_Instruções e requisitos_.
Escreva, por favor, a continuação da resenha sobre o romance Jambo Rosa, começando logo depois da última frase apresentada.

_Texto fornecido_.
>>>
Erotismo, homo afetividade, natureza e romance na Amazônia - Resenha por Gutemberg Armando Diniz Guerra

 



Erotismo, homo afetividade, natureza e romance na Amazônia 

por Gutemberg Armando Diniz Guerra*


PAES, Genisson. Jambo Rosa. Belém: Folheando, 2022.


    É um privilégio acompanhar o progresso de um autor e os seus primeiros passos. Posso dizer isso de Genisson Paes por ter sido convidado por ele a ler o primeiro manuscrito desse título que se tornou sua publicação inaugural contemplada como prêmio pela Revista Variações levado à luz pela Editora Folheando. Ele se lança com força no mundo da ficção, embora ancorado em uma rica experiência acadêmica como antropólogo que vem desenvolvendo com igual brilhantismo.

Natural de um ambiente tipicamente amazônico, sente-se desde as primeiras linhas uma influência naturalista que vem com os seus traços de determinismo e crítica social acoplados. A quem vive nessas paisagens físicas e humanas não passa em branco a beleza, interação com a natureza e as desigualdades sociais. Assim foi e será com os que se aventurem por essas plagas... Assim é com Genisson Paes que chega a assumir declaradamente um determinismo na página 22 (“Mas eu sabia que o que naquele mundo o homem não controlava nada, nem mesmo a si. A natureza é que edificava suas vontades”). Esse peso, entretanto, se dilui mais adiante no texto, o que não o isentará dessa filiação naturalista.
<<<
_Material extraído_.
>>>
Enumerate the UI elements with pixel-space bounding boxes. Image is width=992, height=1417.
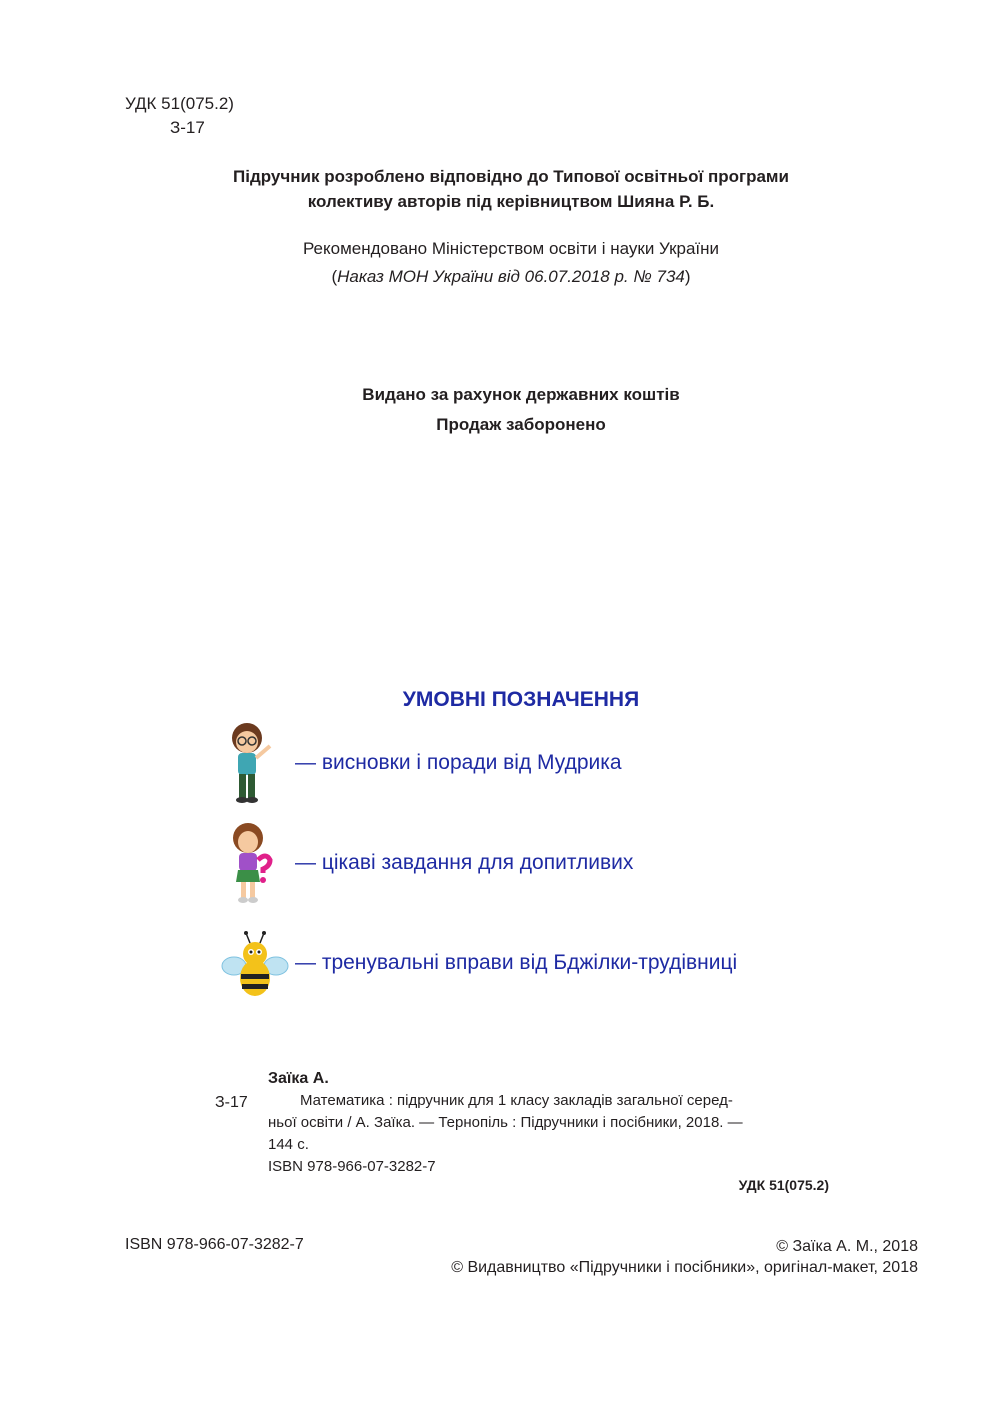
- state-line-1: Видано за рахунок державних коштів: [362, 385, 680, 404]
- copyright-publisher: © Видавництво «Підручники і посібники», оригінал-макет, 2018: [451, 1259, 918, 1276]
- state-funding-notice: [0, 380, 992, 440]
- biblio-author: Заїка А.: [268, 1070, 329, 1087]
- basis-line-2: колективу авторів під керівництвом Шияна Р. Б.: [307, 192, 715, 211]
- legend-item-mudryk: [220, 718, 622, 808]
- order-line: [30, 263, 992, 291]
- legend-text-curious: — цікаві завдання для допитливих: [295, 851, 634, 874]
- biblio-udk: УДК 51(075.2): [738, 1177, 829, 1193]
- legend-text-bee: — тренувальні вправи від Бджілки-трудівниці: [295, 951, 738, 974]
- legend-title: УМОВНІ ПОЗНАЧЕННЯ: [402, 688, 640, 711]
- legend-item-bee: [220, 918, 737, 1008]
- biblio-line-1: Математика : підручник для 1 класу закладів загальної серед-: [300, 1092, 733, 1109]
- footer-copyright: [451, 1236, 918, 1278]
- biblio-code: З-17: [215, 1094, 248, 1111]
- biblio-isbn: ISBN 978-966-07-3282-7: [268, 1158, 436, 1175]
- biblio-line-2: ньої освіти / А. Заїка. — Тернопіль : Підручники і посібники, 2018. —: [268, 1114, 743, 1131]
- biblio-line-3: 144 с.: [268, 1136, 309, 1153]
- state-line-2: Продаж заборонено: [436, 415, 606, 434]
- recommend-line: Рекомендовано Міністерством освіти і науки України: [302, 239, 720, 258]
- open-paren: (: [331, 267, 338, 286]
- legend-text-mudryk: — висновки і поради від Мудрика: [295, 751, 622, 774]
- boy-mudryk-icon: [220, 718, 290, 808]
- legend-item-curious: [220, 818, 633, 908]
- program-basis: [0, 164, 992, 214]
- order-text: Наказ МОН України від 06.07.2018 р. № 734: [337, 267, 685, 286]
- udk-code: УДК 51(075.2): [125, 94, 234, 113]
- ministry-recommendation: [0, 235, 992, 291]
- close-paren: ): [684, 267, 691, 286]
- bee-icon: [220, 918, 290, 1008]
- biblio-annotation: [268, 1090, 828, 1178]
- footer-isbn: ISBN 978-966-07-3282-7: [125, 1236, 304, 1253]
- girl-question-icon: [220, 818, 290, 908]
- udk-header: [125, 92, 234, 140]
- author-code: З-17: [170, 118, 205, 137]
- copyright-author: © Заїка А. М., 2018: [776, 1238, 918, 1255]
- basis-line-1: Підручник розроблено відповідно до Типової освітньої програми: [233, 167, 789, 186]
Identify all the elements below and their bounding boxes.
<<<
_Resposta do exercício_.
Desenvolvendo em uma centena de páginas um enredo que costuma ser cercado de preconceitos e tabus, é com muita leveza e competência que Genisson Paes conduz a sua narrativa. Ela vai aos poucos se firmando, deixando perguntas ao leitor, principalmente por outros preconceitos consolidados quando se trata de sociedades rurais. A homoafetividade, geralmente tratada como e com homofobia está no centro das relações amorosas do romance. Embora se tenha uma ideia generalizada de que em sociedades rurais o controle social e a rejeição a esse tipo de relação seria rejeitada e execrada peremptoriamente, não é isso o que sugere o romance. Ao contrário, ele desfaz preconceitos e propõe uma leitura diferenciada daqueles que são considerados sempre negativamente como toscos, rústicos, ignorantes e atrasados.

A riqueza de detalhas chama a atenção na descrição do ambiente, dos traços marcantes dos personagens e tipos camponeses, dos costumes e linguajar interiorano, do sopro do vento, da chuva, do calor, dos traços do cotidiano nas panelas das cozinhas, dos equipamentos como a rede de dormir, no canto dos pássaros, nos alimentos. Remete os que não sejam da região a buscar um bom dicionário ou sugere ao autor a elaboração de um glossário que permita o acesso aos significados de palavras restritas aos amazônidas daquele espaço bem delimitado do Baixo Tocantins, fonte de inspiração dessa estória.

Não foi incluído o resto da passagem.